##### Texto fornecido

Acórdão 277/99/T. Const. - Processo 706/98. - Acordam na 3.ª Secção do Tribunal Constitucional:

1 - Por sentença do Tribunal do Trabalho de Portalegre de 27 de Novembro de 1997, proferida no processo de transgressão n.º 44/97-T, foi DISTRICAMPO - Supermercados, S. A., condenada no pagamento de uma multa de 10 000$00 e de indemnizações, respectivamente, de 175 344$00 à trabalhadora Rosa Maria Tomé e de 68 463$00 à segurança social, por infracção ao disposto no n.º 7 da cláusula 27.ª do contrato colectivo de trabalho celebrado entre as Associações Comerciais de Portalegre e Elvas e o Sindicato dos Trabalhadores de Escritório, Comércio e Serviços do Distrito de Portalegre, publicado no Boletim do Trabalho e Emprego, 1.ª série, n.º 9, de 8 de Março de 1982, com portaria de extensão de 5 de Maio do mesmo ano, publicada no mesmo Boletim, 1.ª série, n.º 19, de 22 de Maio de 1982, com alterações publicadas no Boletim, 1.ª série, n.º 11, de 22 de Março de 1984.

É por força da citada portaria de extensão que o contrato é aplicável à DISTRICAMPO.

O Tribunal da Relação de Évora, porém, julgando procedente o recurso interposto da condenação, revogou a decisão da 1.ª instância, com fundamento na ilegalidade [por violação do disposto no artigos 43.º do Decreto-Lei 409/71, de 27 de Setembro, e na alínea b) do n.º 1 do artigo 6.º do Decreto-Lei 519-C1/79, de 29 de Dezembro] e na inconstitucionalidade [por violação do princípio, consagrado na alínea a) do n.º 1 do artigo 59.º da Constituição, de que "para trabalho igual, salário igual", "princípio" que "afinal, é o corolário - para os trabalhadores - de outro mais genérico e abrangente", o princípio da igualdade], da norma constante do referido n.º 7 da cláusula 27.ª atrás identificada.

##########
##### Entradas de dados

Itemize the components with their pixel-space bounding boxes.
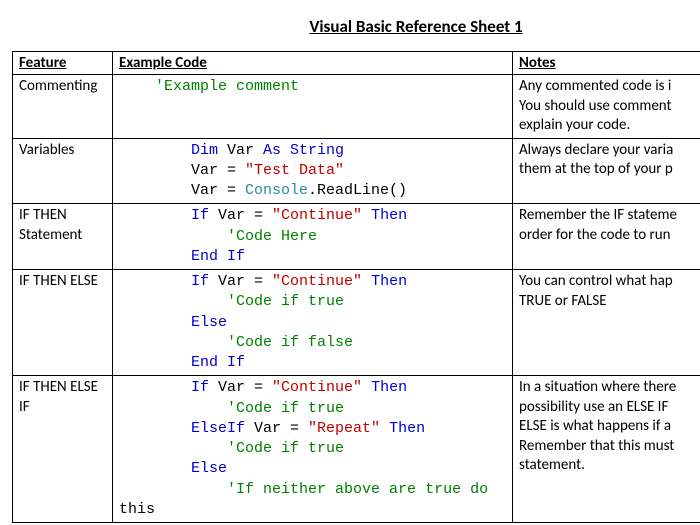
code-token: If — [191, 207, 209, 224]
code-line: this — [119, 500, 506, 520]
code-token: Var = — [245, 420, 308, 437]
code-token: As String — [263, 142, 344, 159]
code-token: 'Example comment — [155, 78, 299, 95]
feature-cell: IF THEN ELSE — [13, 270, 113, 376]
notes-cell: You can control what hapTRUE or FALSE — [513, 270, 700, 376]
code-line: 'Code if false — [119, 333, 506, 353]
code-block: 'Example comment — [119, 77, 506, 97]
code-token: 'Code if true — [227, 400, 344, 417]
code-block: If Var = "Continue" Then 'Code Here End … — [119, 206, 506, 267]
header-example: Example Code — [113, 52, 513, 75]
example-code-cell: If Var = "Continue" Then 'Code if true E… — [113, 270, 513, 376]
code-token: Else — [191, 314, 227, 331]
code-token: Var — [218, 142, 263, 159]
code-token: 'Code if false — [227, 334, 353, 351]
reference-table: Feature Example Code Notes Commenting 'E… — [12, 51, 700, 523]
code-token: Else — [191, 460, 227, 477]
code-line: Var = Console.ReadLine() — [119, 181, 506, 201]
code-line: If Var = "Continue" Then — [119, 272, 506, 292]
header-notes: Notes — [513, 52, 700, 75]
code-token: "Continue" — [272, 379, 362, 396]
code-line: 'Code if true — [119, 399, 506, 419]
code-token: End If — [191, 354, 245, 371]
code-token: Then — [371, 379, 407, 396]
feature-cell: IF THEN ELSE IF — [13, 376, 113, 523]
code-line: End If — [119, 353, 506, 373]
table-row: Commenting 'Example comment Any commented… — [13, 75, 700, 139]
code-line: 'Code if true — [119, 292, 506, 312]
feature-cell: IF THEN Statement — [13, 204, 113, 270]
code-token — [362, 207, 371, 224]
code-token: Var = — [209, 273, 272, 290]
example-code-cell: If Var = "Continue" Then 'Code Here End … — [113, 204, 513, 270]
code-block: Dim Var As String Var = "Test Data" Var … — [119, 141, 506, 202]
code-line: Else — [119, 313, 506, 333]
table-row: IF THEN ELSE IF If Var = "Continue" Then… — [13, 376, 700, 523]
code-token: 'If neither above are true do — [227, 481, 488, 498]
code-line: Else — [119, 459, 506, 479]
code-line: 'If neither above are true do — [119, 480, 506, 500]
example-code-cell: 'Example comment — [113, 75, 513, 139]
code-token: Var = — [191, 182, 245, 199]
code-token: If — [191, 273, 209, 290]
code-line: ElseIf Var = "Repeat" Then — [119, 419, 506, 439]
code-token: ElseIf — [191, 420, 245, 437]
code-line: If Var = "Continue" Then — [119, 378, 506, 398]
code-line: End If — [119, 247, 506, 267]
code-token: .ReadLine() — [308, 182, 407, 199]
table-row: Variables Dim Var As String Var = "Test … — [13, 138, 700, 204]
code-token: "Continue" — [272, 273, 362, 290]
code-token: If — [191, 379, 209, 396]
notes-cell: Always declare your variathem at the top… — [513, 138, 700, 204]
table-row: IF THEN ELSE If Var = "Continue" Then 'C… — [13, 270, 700, 376]
header-feature: Feature — [13, 52, 113, 75]
code-token: "Continue" — [272, 207, 362, 224]
code-token — [362, 379, 371, 396]
code-block: If Var = "Continue" Then 'Code if true E… — [119, 272, 506, 373]
notes-cell: Any commented code is iYou should use co… — [513, 75, 700, 139]
code-token: 'Code if true — [227, 440, 344, 457]
code-token: "Test Data" — [245, 162, 344, 179]
code-token: End If — [191, 248, 245, 265]
example-code-cell: If Var = "Continue" Then 'Code if true E… — [113, 376, 513, 523]
code-token: Var = — [209, 379, 272, 396]
code-token: Console — [245, 182, 308, 199]
code-line: 'Code if true — [119, 439, 506, 459]
code-line: If Var = "Continue" Then — [119, 206, 506, 226]
code-token: this — [119, 501, 155, 518]
feature-cell: Variables — [13, 138, 113, 204]
page-title: Visual Basic Reference Sheet 1 — [12, 16, 700, 37]
code-token: 'Code Here — [227, 228, 317, 245]
code-token: Then — [371, 273, 407, 290]
code-token: Then — [371, 207, 407, 224]
code-token: "Repeat" — [308, 420, 380, 437]
code-token — [380, 420, 389, 437]
example-code-cell: Dim Var As String Var = "Test Data" Var … — [113, 138, 513, 204]
notes-cell: Remember the IF statemeorder for the cod… — [513, 204, 700, 270]
table-row: IF THEN Statement If Var = "Continue" Th… — [13, 204, 700, 270]
code-token: Dim — [191, 142, 218, 159]
code-token: 'Code if true — [227, 293, 344, 310]
code-token: Then — [389, 420, 425, 437]
code-line: 'Example comment — [119, 77, 506, 97]
notes-cell: In a situation where therepossibility us… — [513, 376, 700, 523]
code-token: Var = — [191, 162, 245, 179]
code-token — [362, 273, 371, 290]
table-header-row: Feature Example Code Notes — [13, 52, 700, 75]
feature-cell: Commenting — [13, 75, 113, 139]
code-line: 'Code Here — [119, 227, 506, 247]
code-block: If Var = "Continue" Then 'Code if true E… — [119, 378, 506, 520]
code-line: Var = "Test Data" — [119, 161, 506, 181]
code-line: Dim Var As String — [119, 141, 506, 161]
code-token: Var = — [209, 207, 272, 224]
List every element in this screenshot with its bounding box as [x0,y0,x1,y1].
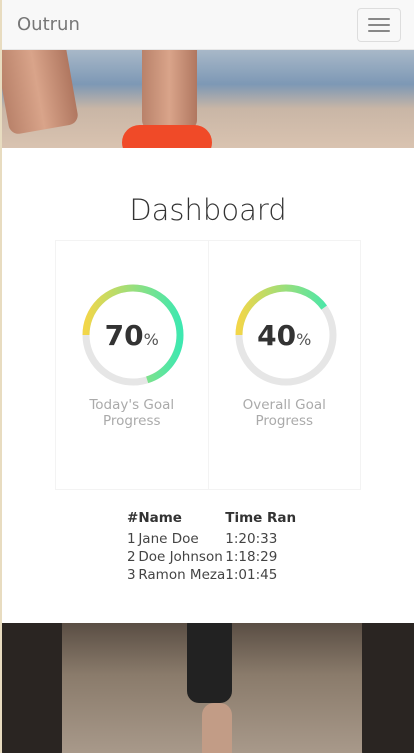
hamburger-line [368,29,390,32]
table-row: 2 Doe Johnson 1:18:29 [127,549,278,565]
menu-toggle-button[interactable] [357,7,401,42]
brand-link[interactable]: Outrun [17,14,80,35]
column-header: # [127,510,139,526]
table-row: 1 Jane Doe 1:20:33 [127,531,278,547]
leaderboard-table: # Name Time Ran 1 Jane Doe 1:20:33 2 Doe Jo… [127,510,296,584]
progress-widgets: 70% Today's Goal Progress 40% Overall Go… [55,240,361,490]
today-goal-widget: 70% Today's Goal Progress [56,241,208,489]
hero-image [2,50,414,148]
footer-image [2,623,414,753]
hamburger-line [368,23,390,26]
column-header: Name [138,510,182,526]
progress-label: Overall Goal Progress [242,397,326,429]
navbar: Outrun [2,0,414,50]
progress-value: 70% [104,319,159,352]
column-header: Time Ran [225,510,297,526]
overall-goal-widget: 40% Overall Goal Progress [207,241,361,489]
page-title: Dashboard [129,193,287,227]
table-row: 3 Ramon Meza 1:01:45 [127,567,278,583]
progress-label: Today's Goal Progress [89,397,175,429]
page: Outrun Dashboard 70% Today's Goal Progre… [2,0,414,753]
hamburger-icon [368,17,390,20]
progress-value: 40% [257,319,312,352]
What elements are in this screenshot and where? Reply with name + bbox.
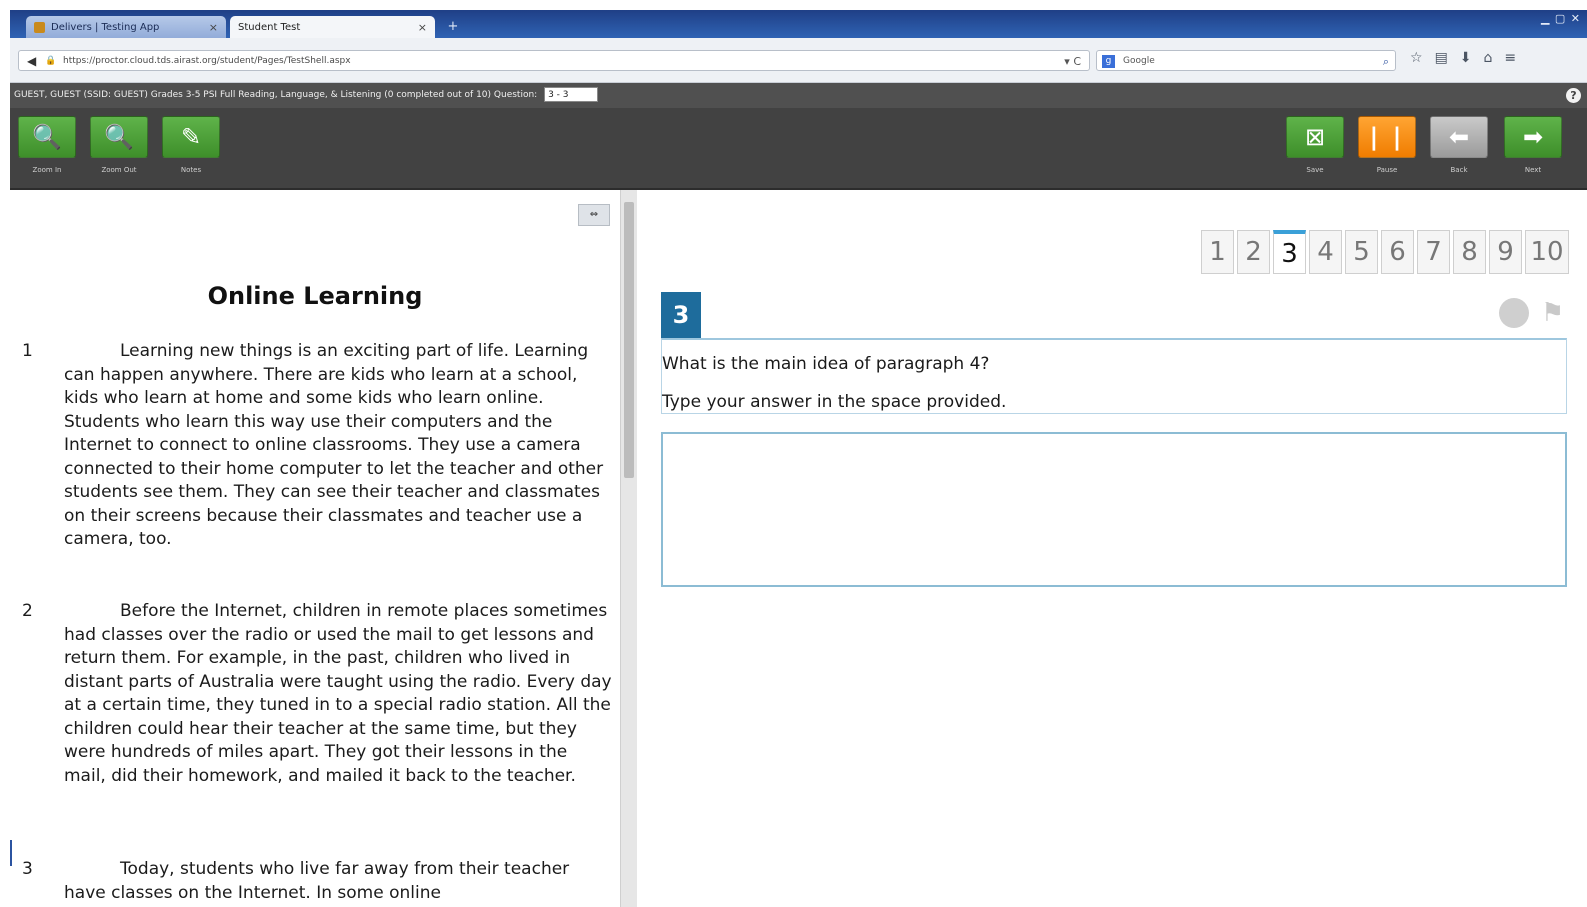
lock-icon: 🔒 [45, 56, 57, 66]
expand-passage-button[interactable]: ⇔ [578, 204, 610, 226]
save-label: Save [1306, 166, 1324, 174]
url-text: https://proctor.cloud.tds.airast.org/stu… [63, 56, 351, 66]
favicon-icon [34, 21, 45, 33]
browser-window: Delivers | Testing App × Student Test × … [10, 10, 1587, 907]
question-label: Question: [493, 90, 538, 100]
save-icon: ⊠ [1286, 116, 1344, 158]
question-nav-9[interactable]: 9 [1489, 230, 1522, 274]
address-bar[interactable]: ◀ 🔒 https://proctor.cloud.tds.airast.org… [18, 50, 1090, 71]
passage-paragraph: 1 Learning new things is an exciting par… [22, 340, 612, 552]
question-navigator: 1 2 3 4 5 6 7 8 9 10 [1201, 230, 1569, 274]
library-icon[interactable]: ▤ [1435, 50, 1448, 71]
search-box[interactable]: g Google ⌕ [1096, 50, 1396, 71]
back-button[interactable]: ⬅ Back [1430, 116, 1488, 182]
pause-button[interactable]: | | Pause [1358, 116, 1416, 182]
next-label: Next [1524, 166, 1542, 174]
magnifier-plus-icon: 🔍 [18, 116, 76, 158]
question-stem: What is the main idea of paragraph 4? Ty… [661, 338, 1567, 414]
question-nav-8[interactable]: 8 [1453, 230, 1486, 274]
download-icon[interactable]: ⬇ [1460, 50, 1472, 71]
window-controls[interactable]: ▁ ▢ ✕ [1541, 12, 1581, 25]
question-nav-4[interactable]: 4 [1309, 230, 1342, 274]
search-icon[interactable]: ⌕ [1383, 51, 1389, 72]
pane-splitter-scrollbar[interactable] [620, 190, 638, 907]
paragraph-number: 3 [22, 859, 33, 879]
test-info-text: GUEST, GUEST (SSID: GUEST) Grades 3-5 PS… [14, 90, 492, 100]
tab-label: Student Test [238, 21, 301, 33]
arrow-right-icon: ➡ [1504, 116, 1562, 158]
test-info-bar: GUEST, GUEST (SSID: GUEST) Grades 3-5 PS… [10, 83, 1587, 108]
paragraph-text: Today, students who live far away from t… [64, 859, 570, 903]
passage-title: Online Learning [207, 282, 423, 310]
zoom-out-label: Zoom Out [101, 166, 137, 174]
question-nav-7[interactable]: 7 [1417, 230, 1450, 274]
help-icon[interactable]: ? [1566, 88, 1581, 103]
tab-testing-app[interactable]: Delivers | Testing App × [26, 16, 226, 38]
question-number-badge: 3 [661, 292, 701, 338]
context-menu-icon[interactable] [1499, 298, 1529, 328]
close-tab-icon[interactable]: × [418, 21, 427, 34]
question-nav-1[interactable]: 1 [1201, 230, 1234, 274]
screen-edge [0, 0, 10, 907]
passage-paragraph: 2 Before the Internet, children in remot… [22, 600, 612, 788]
notes-label: Notes [180, 166, 202, 174]
tab-label: Delivers | Testing App [51, 21, 160, 33]
tab-student-test[interactable]: Student Test × [230, 16, 435, 38]
star-icon[interactable]: ☆ [1410, 50, 1423, 71]
close-tab-icon[interactable]: × [209, 21, 218, 34]
question-nav-2[interactable]: 2 [1237, 230, 1270, 274]
test-toolbar: 🔍 Zoom In 🔍 Zoom Out ✎ Notes ⊠ Save | | … [10, 108, 1587, 190]
save-button[interactable]: ⊠ Save [1286, 116, 1344, 182]
answer-textbox[interactable] [661, 432, 1567, 587]
notepad-pencil-icon: ✎ [162, 116, 220, 158]
paragraph-number: 2 [22, 601, 33, 621]
flag-icon[interactable]: ⚑ [1541, 298, 1569, 328]
google-icon: g [1102, 55, 1115, 68]
question-nav-10[interactable]: 10 [1525, 230, 1569, 274]
tab-strip: Delivers | Testing App × Student Test × … [10, 10, 1587, 38]
question-select[interactable]: 3 - 3 [544, 87, 599, 102]
zoom-out-button[interactable]: 🔍 Zoom Out [90, 116, 148, 182]
question-prompt: What is the main idea of paragraph 4? [662, 354, 990, 374]
new-tab-button[interactable]: + [442, 19, 464, 36]
notes-button[interactable]: ✎ Notes [162, 116, 220, 182]
question-nav-5[interactable]: 5 [1345, 230, 1378, 274]
reading-passage-pane: ⇔ Online Learning 1 Learning new things … [10, 190, 620, 907]
question-nav-3-current[interactable]: 3 [1273, 230, 1306, 274]
left-edge-marker [10, 840, 12, 866]
question-pane: 1 2 3 4 5 6 7 8 9 10 3 ⚑ What is the mai… [637, 190, 1587, 907]
pause-icon: | | [1358, 116, 1416, 158]
scrollbar-thumb[interactable] [624, 202, 634, 478]
home-icon[interactable]: ⌂ [1484, 50, 1493, 71]
reload-icon[interactable]: ▾ C [1064, 51, 1081, 70]
search-placeholder: Google [1123, 56, 1155, 66]
question-tools: ⚑ [1499, 298, 1569, 328]
browser-toolbar-icons: ☆ ▤ ⬇ ⌂ ≡ [1410, 50, 1516, 71]
paragraph-text: Learning new things is an exciting part … [64, 341, 604, 549]
back-label: Back [1450, 166, 1468, 174]
question-instruction: Type your answer in the space provided. [662, 392, 1007, 412]
question-nav-6[interactable]: 6 [1381, 230, 1414, 274]
navigation-bar: ◀ 🔒 https://proctor.cloud.tds.airast.org… [10, 38, 1587, 83]
magnifier-minus-icon: 🔍 [90, 116, 148, 158]
menu-icon[interactable]: ≡ [1504, 50, 1516, 71]
passage-paragraph: 3 Today, students who live far away from… [22, 858, 612, 905]
zoom-in-label: Zoom In [32, 166, 62, 174]
pause-label: Pause [1376, 166, 1398, 174]
paragraph-number: 1 [22, 341, 33, 361]
next-button[interactable]: ➡ Next [1504, 116, 1562, 182]
back-arrow-icon[interactable]: ◀ [27, 51, 36, 70]
arrow-left-icon: ⬅ [1430, 116, 1488, 158]
paragraph-text: Before the Internet, children in remote … [64, 601, 612, 786]
zoom-in-button[interactable]: 🔍 Zoom In [18, 116, 76, 182]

##########

Exercícios a realizar:
a - No acórdão, que tribunal revogou a decisão da 1.ª instância?
b - Devolva o trecho do acórdão que começa em "O Tribunal da" e segue até "27.ª atrás identificada.".
Para responder, baseie-se unicamente no acórdão.

Respostas:
a - O Tribunal da Relação de Évora.

b -
O Tribunal da Relação de Évora, porém, julgando procedente o recurso interposto da condenação, revogou a decisão da 1.ª instância, com fundamento na ilegalidade [por violação do disposto no artigos 43.º do Decreto-Lei 409/71, de 27 de Setembro, e na alínea b) do n.º 1 do artigo 6.º do Decreto-Lei 519-C1/79, de 29 de Dezembro] e na inconstitucionalidade [por violação do princípio, consagrado na alínea a) do n.º 1 do artigo 59.º da Constituição, de que "para trabalho igual, salário igual", "princípio" que "afinal, é o corolário - para os trabalhadores - de outro mais genérico e abrangente", o princípio da igualdade], da norma constante do referido n.º 7 da cláusula 27.ª atrás identificada.